• **Requirement**: Please repeat all of the lines that follow, exactly as written.

Dataset items
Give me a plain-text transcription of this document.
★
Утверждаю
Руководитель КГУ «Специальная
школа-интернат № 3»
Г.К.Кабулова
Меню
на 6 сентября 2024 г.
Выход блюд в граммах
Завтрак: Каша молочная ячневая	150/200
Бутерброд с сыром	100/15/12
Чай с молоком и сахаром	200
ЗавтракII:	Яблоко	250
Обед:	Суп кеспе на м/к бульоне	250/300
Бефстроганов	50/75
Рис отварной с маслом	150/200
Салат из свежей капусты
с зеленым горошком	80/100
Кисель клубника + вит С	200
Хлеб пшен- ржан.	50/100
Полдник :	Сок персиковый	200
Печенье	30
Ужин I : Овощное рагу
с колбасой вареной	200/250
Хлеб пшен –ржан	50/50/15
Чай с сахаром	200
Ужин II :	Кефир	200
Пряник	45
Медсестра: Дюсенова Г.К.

• **Solution for this exercise**:
Give me a plain-text transcription of this document.
★
Утверждаю
Руководитель КГУ «Специальная
школа-интернат № 3»
Г.К.Кабулова
Меню
на 6 сентября 2024 г.
Выход блюд в граммах
Завтрак: Каша молочная ячневая	150/200
Бутерброд с сыром	100/15/12
Чай с молоком и сахаром	200
ЗавтракII:	Яблоко	250
Обед:	Суп кеспе на м/к бульоне	250/300
Бефстроганов	50/75
Рис отварной с маслом	150/200
Салат из свежей капусты
с зеленым горошком	80/100
Кисель клубника + вит С	200
Хлеб пшен- ржан.	50/100
Полдник :	Сок персиковый	200
Печенье	30
Ужин I : Овощное рагу
с колбасой вареной	200/250
Хлеб пшен –ржан	50/50/15
Чай с сахаром	200
Ужин II :	Кефир	200
Пряник	45
Медсестра: Дюсенова Г.К.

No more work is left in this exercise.